→ RECORDED DATA:

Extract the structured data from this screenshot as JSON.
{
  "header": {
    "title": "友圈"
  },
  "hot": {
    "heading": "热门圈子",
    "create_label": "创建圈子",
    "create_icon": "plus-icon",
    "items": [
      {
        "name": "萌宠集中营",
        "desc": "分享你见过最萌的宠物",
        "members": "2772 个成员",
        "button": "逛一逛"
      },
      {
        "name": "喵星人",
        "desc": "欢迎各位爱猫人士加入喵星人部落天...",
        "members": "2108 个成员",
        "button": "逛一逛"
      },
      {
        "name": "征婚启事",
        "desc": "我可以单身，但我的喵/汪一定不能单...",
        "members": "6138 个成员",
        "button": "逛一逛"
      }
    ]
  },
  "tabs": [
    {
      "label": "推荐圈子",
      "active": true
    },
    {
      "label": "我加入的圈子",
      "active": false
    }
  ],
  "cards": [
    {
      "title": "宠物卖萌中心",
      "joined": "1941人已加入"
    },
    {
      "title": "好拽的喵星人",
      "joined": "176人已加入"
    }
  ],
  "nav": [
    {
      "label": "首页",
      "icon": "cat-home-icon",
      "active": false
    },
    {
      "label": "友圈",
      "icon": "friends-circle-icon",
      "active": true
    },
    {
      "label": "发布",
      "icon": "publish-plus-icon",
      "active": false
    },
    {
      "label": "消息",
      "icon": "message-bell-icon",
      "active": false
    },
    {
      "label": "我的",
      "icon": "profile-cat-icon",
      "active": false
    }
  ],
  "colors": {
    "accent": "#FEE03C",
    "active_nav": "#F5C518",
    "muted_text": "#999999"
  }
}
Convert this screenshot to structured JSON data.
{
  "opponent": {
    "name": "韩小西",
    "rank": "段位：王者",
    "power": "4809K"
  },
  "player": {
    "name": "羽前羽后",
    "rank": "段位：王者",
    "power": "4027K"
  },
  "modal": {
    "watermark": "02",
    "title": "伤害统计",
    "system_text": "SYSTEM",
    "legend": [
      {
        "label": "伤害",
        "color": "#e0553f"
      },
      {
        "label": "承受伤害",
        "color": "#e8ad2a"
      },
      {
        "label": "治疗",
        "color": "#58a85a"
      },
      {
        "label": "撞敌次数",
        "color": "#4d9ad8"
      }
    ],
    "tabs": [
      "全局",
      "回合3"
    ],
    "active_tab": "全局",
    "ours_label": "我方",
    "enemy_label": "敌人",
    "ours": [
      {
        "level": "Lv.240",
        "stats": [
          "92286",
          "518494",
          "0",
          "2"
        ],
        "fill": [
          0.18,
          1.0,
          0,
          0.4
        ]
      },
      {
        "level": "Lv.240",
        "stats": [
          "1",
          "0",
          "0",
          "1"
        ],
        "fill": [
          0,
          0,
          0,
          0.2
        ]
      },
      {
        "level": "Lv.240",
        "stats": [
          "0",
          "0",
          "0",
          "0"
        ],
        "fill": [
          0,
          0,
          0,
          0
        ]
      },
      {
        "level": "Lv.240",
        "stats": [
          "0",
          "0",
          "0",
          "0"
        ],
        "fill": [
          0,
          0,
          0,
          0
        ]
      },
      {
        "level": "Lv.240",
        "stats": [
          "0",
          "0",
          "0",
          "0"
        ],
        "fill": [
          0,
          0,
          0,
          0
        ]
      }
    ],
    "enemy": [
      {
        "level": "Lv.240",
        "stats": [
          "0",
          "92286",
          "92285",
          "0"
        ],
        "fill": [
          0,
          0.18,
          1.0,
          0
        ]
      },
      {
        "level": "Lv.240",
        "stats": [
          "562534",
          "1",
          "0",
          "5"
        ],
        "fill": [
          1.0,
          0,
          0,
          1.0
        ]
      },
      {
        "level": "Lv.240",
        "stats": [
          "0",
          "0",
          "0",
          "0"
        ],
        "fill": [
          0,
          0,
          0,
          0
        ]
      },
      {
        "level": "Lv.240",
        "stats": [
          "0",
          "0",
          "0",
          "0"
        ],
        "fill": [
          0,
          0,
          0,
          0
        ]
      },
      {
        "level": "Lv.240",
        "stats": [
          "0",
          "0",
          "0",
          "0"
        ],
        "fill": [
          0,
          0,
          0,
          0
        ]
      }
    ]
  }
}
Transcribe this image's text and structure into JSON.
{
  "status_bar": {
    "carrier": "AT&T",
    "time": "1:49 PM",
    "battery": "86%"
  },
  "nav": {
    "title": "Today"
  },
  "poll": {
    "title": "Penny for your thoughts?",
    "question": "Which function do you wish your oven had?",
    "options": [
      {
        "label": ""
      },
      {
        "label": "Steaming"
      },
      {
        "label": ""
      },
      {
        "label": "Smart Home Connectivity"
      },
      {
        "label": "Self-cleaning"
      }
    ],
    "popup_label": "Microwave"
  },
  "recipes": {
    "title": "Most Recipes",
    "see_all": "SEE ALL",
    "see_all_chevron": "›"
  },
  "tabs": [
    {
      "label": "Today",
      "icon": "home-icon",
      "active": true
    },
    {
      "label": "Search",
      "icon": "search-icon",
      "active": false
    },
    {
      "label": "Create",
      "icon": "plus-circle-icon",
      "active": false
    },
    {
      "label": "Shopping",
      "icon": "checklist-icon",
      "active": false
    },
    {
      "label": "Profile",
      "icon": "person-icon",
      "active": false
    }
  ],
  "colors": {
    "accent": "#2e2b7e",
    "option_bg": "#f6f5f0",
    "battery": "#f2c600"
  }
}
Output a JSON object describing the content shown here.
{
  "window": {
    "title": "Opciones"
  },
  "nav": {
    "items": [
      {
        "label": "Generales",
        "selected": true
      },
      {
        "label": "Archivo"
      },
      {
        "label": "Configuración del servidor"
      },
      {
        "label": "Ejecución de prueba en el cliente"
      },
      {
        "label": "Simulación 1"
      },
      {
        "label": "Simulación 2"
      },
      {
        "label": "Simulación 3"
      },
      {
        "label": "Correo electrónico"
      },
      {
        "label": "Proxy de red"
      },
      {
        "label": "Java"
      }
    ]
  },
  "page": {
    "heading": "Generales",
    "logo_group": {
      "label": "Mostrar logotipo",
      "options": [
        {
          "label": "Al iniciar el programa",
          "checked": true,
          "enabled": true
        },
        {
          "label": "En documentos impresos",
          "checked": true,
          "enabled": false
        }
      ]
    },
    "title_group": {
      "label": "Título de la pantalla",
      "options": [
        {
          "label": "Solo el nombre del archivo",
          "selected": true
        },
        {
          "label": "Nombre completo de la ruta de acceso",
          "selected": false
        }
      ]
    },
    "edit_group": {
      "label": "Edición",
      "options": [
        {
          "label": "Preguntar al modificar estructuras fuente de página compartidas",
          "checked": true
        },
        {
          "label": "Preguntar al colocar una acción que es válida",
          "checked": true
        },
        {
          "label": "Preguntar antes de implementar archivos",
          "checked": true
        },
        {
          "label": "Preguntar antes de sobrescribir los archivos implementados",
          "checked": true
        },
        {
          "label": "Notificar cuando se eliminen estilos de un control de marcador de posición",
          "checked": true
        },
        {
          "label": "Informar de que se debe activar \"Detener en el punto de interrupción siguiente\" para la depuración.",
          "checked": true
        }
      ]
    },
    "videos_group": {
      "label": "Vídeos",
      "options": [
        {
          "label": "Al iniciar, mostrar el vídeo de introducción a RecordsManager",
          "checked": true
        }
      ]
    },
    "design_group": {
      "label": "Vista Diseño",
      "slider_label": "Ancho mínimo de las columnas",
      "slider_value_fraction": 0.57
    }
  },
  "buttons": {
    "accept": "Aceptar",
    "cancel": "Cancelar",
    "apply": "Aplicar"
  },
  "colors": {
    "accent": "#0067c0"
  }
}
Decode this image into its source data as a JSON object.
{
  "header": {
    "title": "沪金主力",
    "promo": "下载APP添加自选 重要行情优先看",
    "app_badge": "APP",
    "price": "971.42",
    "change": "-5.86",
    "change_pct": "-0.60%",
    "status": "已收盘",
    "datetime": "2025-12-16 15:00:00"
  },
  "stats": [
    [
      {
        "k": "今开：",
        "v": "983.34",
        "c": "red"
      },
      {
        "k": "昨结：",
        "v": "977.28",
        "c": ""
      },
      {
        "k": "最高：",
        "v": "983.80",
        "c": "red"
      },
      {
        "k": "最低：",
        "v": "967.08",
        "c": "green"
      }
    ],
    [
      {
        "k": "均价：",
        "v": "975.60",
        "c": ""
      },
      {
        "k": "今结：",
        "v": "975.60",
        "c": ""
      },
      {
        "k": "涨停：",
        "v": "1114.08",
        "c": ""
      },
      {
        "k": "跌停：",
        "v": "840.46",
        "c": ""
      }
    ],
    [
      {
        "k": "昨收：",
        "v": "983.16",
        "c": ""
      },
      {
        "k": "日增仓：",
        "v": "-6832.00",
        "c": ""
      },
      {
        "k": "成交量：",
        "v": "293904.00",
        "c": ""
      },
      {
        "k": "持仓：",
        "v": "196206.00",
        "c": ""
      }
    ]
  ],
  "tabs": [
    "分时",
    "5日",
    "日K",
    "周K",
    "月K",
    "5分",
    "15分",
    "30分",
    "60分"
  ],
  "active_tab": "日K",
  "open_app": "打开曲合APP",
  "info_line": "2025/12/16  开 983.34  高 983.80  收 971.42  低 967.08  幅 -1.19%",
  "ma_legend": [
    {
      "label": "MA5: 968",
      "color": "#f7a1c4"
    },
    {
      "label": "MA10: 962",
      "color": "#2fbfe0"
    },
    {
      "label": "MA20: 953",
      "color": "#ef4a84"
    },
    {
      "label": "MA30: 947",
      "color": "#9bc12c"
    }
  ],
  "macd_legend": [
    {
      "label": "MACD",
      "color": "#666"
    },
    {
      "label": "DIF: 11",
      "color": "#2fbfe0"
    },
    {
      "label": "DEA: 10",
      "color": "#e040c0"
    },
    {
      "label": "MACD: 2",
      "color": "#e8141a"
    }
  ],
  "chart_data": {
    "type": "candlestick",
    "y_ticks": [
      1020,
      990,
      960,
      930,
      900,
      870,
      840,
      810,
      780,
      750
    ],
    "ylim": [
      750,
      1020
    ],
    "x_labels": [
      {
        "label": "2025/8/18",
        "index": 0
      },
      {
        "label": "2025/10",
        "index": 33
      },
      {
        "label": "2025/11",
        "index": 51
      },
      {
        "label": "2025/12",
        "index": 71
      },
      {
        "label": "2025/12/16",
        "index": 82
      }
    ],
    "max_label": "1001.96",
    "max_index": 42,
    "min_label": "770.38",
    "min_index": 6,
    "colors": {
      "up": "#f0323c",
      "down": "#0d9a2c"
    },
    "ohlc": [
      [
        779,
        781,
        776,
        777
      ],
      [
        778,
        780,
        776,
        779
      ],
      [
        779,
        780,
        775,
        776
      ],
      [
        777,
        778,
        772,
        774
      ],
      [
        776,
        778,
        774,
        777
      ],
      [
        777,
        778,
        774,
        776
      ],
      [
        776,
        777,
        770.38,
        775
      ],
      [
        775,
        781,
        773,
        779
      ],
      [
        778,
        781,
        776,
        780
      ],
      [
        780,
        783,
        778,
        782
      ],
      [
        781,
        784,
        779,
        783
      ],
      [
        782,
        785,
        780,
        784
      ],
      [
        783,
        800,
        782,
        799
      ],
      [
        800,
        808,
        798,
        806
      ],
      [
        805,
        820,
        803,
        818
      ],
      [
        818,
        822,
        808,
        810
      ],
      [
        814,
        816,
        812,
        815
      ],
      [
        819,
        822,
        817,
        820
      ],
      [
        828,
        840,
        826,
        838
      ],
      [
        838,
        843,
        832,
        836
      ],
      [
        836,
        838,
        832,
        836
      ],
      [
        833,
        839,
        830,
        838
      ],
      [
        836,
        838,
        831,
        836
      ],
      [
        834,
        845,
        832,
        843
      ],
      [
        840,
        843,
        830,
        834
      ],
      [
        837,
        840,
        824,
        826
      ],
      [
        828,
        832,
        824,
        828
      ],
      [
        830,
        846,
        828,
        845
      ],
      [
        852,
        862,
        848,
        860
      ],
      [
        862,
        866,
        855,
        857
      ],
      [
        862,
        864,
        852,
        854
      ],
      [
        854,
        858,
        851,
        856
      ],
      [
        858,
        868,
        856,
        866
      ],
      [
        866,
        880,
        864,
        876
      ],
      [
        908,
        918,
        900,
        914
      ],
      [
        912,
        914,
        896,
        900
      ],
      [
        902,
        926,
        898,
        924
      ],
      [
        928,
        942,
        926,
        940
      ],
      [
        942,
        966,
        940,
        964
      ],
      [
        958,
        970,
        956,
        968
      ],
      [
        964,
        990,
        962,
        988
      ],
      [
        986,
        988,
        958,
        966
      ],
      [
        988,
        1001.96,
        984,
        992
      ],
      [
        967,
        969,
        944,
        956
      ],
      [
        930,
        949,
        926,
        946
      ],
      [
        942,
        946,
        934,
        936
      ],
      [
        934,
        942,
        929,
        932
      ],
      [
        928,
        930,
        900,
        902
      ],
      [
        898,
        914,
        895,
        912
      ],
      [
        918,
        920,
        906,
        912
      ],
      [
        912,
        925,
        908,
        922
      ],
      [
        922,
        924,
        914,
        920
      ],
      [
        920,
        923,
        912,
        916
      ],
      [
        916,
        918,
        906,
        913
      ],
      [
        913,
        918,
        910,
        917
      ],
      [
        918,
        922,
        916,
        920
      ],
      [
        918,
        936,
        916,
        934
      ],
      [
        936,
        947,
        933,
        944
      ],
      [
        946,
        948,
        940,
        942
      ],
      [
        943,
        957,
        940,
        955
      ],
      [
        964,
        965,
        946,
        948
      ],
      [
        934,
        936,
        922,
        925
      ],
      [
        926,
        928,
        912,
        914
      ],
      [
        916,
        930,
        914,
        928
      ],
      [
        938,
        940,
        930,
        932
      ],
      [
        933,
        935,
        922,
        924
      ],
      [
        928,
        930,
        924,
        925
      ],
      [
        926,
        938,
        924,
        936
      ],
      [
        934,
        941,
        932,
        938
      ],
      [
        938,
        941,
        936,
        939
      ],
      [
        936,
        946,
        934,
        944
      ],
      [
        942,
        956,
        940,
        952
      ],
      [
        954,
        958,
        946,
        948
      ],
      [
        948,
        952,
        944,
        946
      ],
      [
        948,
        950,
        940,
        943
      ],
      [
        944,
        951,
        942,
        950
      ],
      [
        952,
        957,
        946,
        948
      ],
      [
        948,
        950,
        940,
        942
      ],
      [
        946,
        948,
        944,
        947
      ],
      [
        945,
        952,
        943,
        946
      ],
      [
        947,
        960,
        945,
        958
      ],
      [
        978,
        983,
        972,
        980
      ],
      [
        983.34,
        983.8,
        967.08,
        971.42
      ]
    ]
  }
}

→ INSTRUCTIONS TO FOLLOW:
All lines in the data that contain the word "iniciar" should be copied.

→ SOLUTION TO THE PROBLEM:
          "label": "Al iniciar el programa",
          "label": "Al iniciar, mostrar el vídeo de introducción a RecordsManager",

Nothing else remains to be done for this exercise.